_Exercise aim_. Reproduce the listing below verbatim.

_Provided material_.
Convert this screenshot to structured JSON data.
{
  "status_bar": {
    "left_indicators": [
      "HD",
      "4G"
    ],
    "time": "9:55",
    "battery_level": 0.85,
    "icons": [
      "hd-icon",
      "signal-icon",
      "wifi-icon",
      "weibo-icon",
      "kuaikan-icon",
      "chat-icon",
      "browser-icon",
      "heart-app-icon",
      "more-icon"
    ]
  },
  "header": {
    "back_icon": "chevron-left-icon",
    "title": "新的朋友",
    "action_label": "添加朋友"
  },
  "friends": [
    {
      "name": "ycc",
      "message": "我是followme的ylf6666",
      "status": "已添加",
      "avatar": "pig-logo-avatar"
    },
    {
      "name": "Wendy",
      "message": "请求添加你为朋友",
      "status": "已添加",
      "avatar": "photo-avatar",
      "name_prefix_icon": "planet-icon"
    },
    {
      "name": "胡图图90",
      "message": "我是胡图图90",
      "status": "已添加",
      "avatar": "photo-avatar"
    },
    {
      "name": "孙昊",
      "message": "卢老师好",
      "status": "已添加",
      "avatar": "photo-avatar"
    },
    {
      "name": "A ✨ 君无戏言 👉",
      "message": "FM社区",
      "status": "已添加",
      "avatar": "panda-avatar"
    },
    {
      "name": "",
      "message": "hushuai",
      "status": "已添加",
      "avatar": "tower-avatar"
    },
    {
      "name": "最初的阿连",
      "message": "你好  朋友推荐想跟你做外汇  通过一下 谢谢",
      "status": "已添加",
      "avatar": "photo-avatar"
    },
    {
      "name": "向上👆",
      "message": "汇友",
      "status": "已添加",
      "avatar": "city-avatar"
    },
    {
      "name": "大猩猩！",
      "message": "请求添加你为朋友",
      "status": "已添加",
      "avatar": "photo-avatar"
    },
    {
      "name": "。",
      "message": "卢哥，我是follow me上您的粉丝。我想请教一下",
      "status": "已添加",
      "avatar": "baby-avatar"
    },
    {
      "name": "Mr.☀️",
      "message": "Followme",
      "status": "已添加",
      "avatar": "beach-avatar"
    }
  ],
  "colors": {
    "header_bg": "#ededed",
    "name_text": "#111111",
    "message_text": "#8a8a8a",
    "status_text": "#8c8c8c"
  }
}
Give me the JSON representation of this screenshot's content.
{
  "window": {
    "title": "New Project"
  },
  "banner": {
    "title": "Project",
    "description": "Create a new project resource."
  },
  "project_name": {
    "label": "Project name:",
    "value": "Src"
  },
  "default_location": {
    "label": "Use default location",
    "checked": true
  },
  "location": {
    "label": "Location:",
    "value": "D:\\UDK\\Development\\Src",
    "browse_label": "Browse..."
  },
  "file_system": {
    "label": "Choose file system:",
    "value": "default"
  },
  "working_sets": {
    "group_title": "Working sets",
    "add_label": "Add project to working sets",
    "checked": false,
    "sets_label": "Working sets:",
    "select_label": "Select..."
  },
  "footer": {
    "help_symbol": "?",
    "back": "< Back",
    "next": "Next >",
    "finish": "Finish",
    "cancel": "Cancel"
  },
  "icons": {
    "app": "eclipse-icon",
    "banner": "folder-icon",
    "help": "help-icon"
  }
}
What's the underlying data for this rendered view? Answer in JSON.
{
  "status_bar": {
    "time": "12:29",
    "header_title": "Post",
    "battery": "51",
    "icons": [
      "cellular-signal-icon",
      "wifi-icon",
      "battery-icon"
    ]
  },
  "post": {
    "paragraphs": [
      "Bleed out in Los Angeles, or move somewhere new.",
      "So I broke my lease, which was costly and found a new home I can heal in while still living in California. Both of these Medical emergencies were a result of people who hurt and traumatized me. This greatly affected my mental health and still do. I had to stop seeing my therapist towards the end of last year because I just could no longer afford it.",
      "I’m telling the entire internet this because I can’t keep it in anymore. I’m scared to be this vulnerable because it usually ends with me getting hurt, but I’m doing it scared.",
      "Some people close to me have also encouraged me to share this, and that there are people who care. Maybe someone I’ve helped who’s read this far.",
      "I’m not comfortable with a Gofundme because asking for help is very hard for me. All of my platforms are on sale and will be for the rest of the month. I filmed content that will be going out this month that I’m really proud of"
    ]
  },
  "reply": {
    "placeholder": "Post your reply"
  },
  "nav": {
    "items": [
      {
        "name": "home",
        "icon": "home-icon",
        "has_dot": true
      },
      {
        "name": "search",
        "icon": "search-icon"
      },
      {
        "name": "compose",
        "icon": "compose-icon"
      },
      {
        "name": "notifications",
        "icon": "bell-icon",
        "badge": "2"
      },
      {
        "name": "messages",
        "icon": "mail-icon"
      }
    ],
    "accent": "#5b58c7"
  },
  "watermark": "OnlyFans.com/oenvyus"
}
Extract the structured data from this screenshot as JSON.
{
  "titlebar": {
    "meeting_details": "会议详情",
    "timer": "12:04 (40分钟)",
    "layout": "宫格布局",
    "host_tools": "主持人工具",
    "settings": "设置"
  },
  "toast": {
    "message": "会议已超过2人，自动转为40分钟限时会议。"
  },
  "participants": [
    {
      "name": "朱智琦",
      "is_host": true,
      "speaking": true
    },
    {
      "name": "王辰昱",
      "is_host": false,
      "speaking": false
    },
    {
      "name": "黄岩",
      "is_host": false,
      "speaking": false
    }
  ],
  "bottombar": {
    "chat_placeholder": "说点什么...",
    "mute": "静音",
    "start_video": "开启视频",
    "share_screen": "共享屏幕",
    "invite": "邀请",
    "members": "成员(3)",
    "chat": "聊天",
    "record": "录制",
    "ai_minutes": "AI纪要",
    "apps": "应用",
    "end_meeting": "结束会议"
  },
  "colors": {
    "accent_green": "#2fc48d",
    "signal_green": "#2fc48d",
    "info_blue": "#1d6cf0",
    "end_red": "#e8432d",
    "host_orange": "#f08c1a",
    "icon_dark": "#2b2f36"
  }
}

_Full output_.
Convert this screenshot to structured JSON data.
{
  "status_bar": {
    "left_indicators": [
      "HD",
      "4G"
    ],
    "time": "9:55",
    "battery_level": 0.85,
    "icons": [
      "hd-icon",
      "signal-icon",
      "wifi-icon",
      "weibo-icon",
      "kuaikan-icon",
      "chat-icon",
      "browser-icon",
      "heart-app-icon",
      "more-icon"
    ]
  },
  "header": {
    "back_icon": "chevron-left-icon",
    "title": "新的朋友",
    "action_label": "添加朋友"
  },
  "friends": [
    {
      "name": "ycc",
      "message": "我是followme的ylf6666",
      "status": "已添加",
      "avatar": "pig-logo-avatar"
    },
    {
      "name": "Wendy",
      "message": "请求添加你为朋友",
      "status": "已添加",
      "avatar": "photo-avatar",
      "name_prefix_icon": "planet-icon"
    },
    {
      "name": "胡图图90",
      "message": "我是胡图图90",
      "status": "已添加",
      "avatar": "photo-avatar"
    },
    {
      "name": "孙昊",
      "message": "卢老师好",
      "status": "已添加",
      "avatar": "photo-avatar"
    },
    {
      "name": "A ✨ 君无戏言 👉",
      "message": "FM社区",
      "status": "已添加",
      "avatar": "panda-avatar"
    },
    {
      "name": "",
      "message": "hushuai",
      "status": "已添加",
      "avatar": "tower-avatar"
    },
    {
      "name": "最初的阿连",
      "message": "你好  朋友推荐想跟你做外汇  通过一下 谢谢",
      "status": "已添加",
      "avatar": "photo-avatar"
    },
    {
      "name": "向上👆",
      "message": "汇友",
      "status": "已添加",
      "avatar": "city-avatar"
    },
    {
      "name": "大猩猩！",
      "message": "请求添加你为朋友",
      "status": "已添加",
      "avatar": "photo-avatar"
    },
    {
      "name": "。",
      "message": "卢哥，我是follow me上您的粉丝。我想请教一下",
      "status": "已添加",
      "avatar": "baby-avatar"
    },
    {
      "name": "Mr.☀️",
      "message": "Followme",
      "status": "已添加",
      "avatar": "beach-avatar"
    }
  ],
  "colors": {
    "header_bg": "#ededed",
    "name_text": "#111111",
    "message_text": "#8a8a8a",
    "status_text": "#8c8c8c"
  }
}
Give me the JSON representation of this screenshot's content.
{
  "window": {
    "title": "New Project"
  },
  "banner": {
    "title": "Project",
    "description": "Create a new project resource."
  },
  "project_name": {
    "label": "Project name:",
    "value": "Src"
  },
  "default_location": {
    "label": "Use default location",
    "checked": true
  },
  "location": {
    "label": "Location:",
    "value": "D:\\UDK\\Development\\Src",
    "browse_label": "Browse..."
  },
  "file_system": {
    "label": "Choose file system:",
    "value": "default"
  },
  "working_sets": {
    "group_title": "Working sets",
    "add_label": "Add project to working sets",
    "checked": false,
    "sets_label": "Working sets:",
    "select_label": "Select..."
  },
  "footer": {
    "help_symbol": "?",
    "back": "< Back",
    "next": "Next >",
    "finish": "Finish",
    "cancel": "Cancel"
  },
  "icons": {
    "app": "eclipse-icon",
    "banner": "folder-icon",
    "help": "help-icon"
  }
}
What's the underlying data for this rendered view? Answer in JSON.
{
  "status_bar": {
    "time": "12:29",
    "header_title": "Post",
    "battery": "51",
    "icons": [
      "cellular-signal-icon",
      "wifi-icon",
      "battery-icon"
    ]
  },
  "post": {
    "paragraphs": [
      "Bleed out in Los Angeles, or move somewhere new.",
      "So I broke my lease, which was costly and found a new home I can heal in while still living in California. Both of these Medical emergencies were a result of people who hurt and traumatized me. This greatly affected my mental health and still do. I had to stop seeing my therapist towards the end of last year because I just could no longer afford it.",
      "I’m telling the entire internet this because I can’t keep it in anymore. I’m scared to be this vulnerable because it usually ends with me getting hurt, but I’m doing it scared.",
      "Some people close to me have also encouraged me to share this, and that there are people who care. Maybe someone I’ve helped who’s read this far.",
      "I’m not comfortable with a Gofundme because asking for help is very hard for me. All of my platforms are on sale and will be for the rest of the month. I filmed content that will be going out this month that I’m really proud of"
    ]
  },
  "reply": {
    "placeholder": "Post your reply"
  },
  "nav": {
    "items": [
      {
        "name": "home",
        "icon": "home-icon",
        "has_dot": true
      },
      {
        "name": "search",
        "icon": "search-icon"
      },
      {
        "name": "compose",
        "icon": "compose-icon"
      },
      {
        "name": "notifications",
        "icon": "bell-icon",
        "badge": "2"
      },
      {
        "name": "messages",
        "icon": "mail-icon"
      }
    ],
    "accent": "#5b58c7"
  },
  "watermark": "OnlyFans.com/oenvyus"
}
Extract the structured data from this screenshot as JSON.
{
  "titlebar": {
    "meeting_details": "会议详情",
    "timer": "12:04 (40分钟)",
    "layout": "宫格布局",
    "host_tools": "主持人工具",
    "settings": "设置"
  },
  "toast": {
    "message": "会议已超过2人，自动转为40分钟限时会议。"
  },
  "participants": [
    {
      "name": "朱智琦",
      "is_host": true,
      "speaking": true
    },
    {
      "name": "王辰昱",
      "is_host": false,
      "speaking": false
    },
    {
      "name": "黄岩",
      "is_host": false,
      "speaking": false
    }
  ],
  "bottombar": {
    "chat_placeholder": "说点什么...",
    "mute": "静音",
    "start_video": "开启视频",
    "share_screen": "共享屏幕",
    "invite": "邀请",
    "members": "成员(3)",
    "chat": "聊天",
    "record": "录制",
    "ai_minutes": "AI纪要",
    "apps": "应用",
    "end_meeting": "结束会议"
  },
  "colors": {
    "accent_green": "#2fc48d",
    "signal_green": "#2fc48d",
    "info_blue": "#1d6cf0",
    "end_red": "#e8432d",
    "host_orange": "#f08c1a",
    "icon_dark": "#2b2f36"
  }
}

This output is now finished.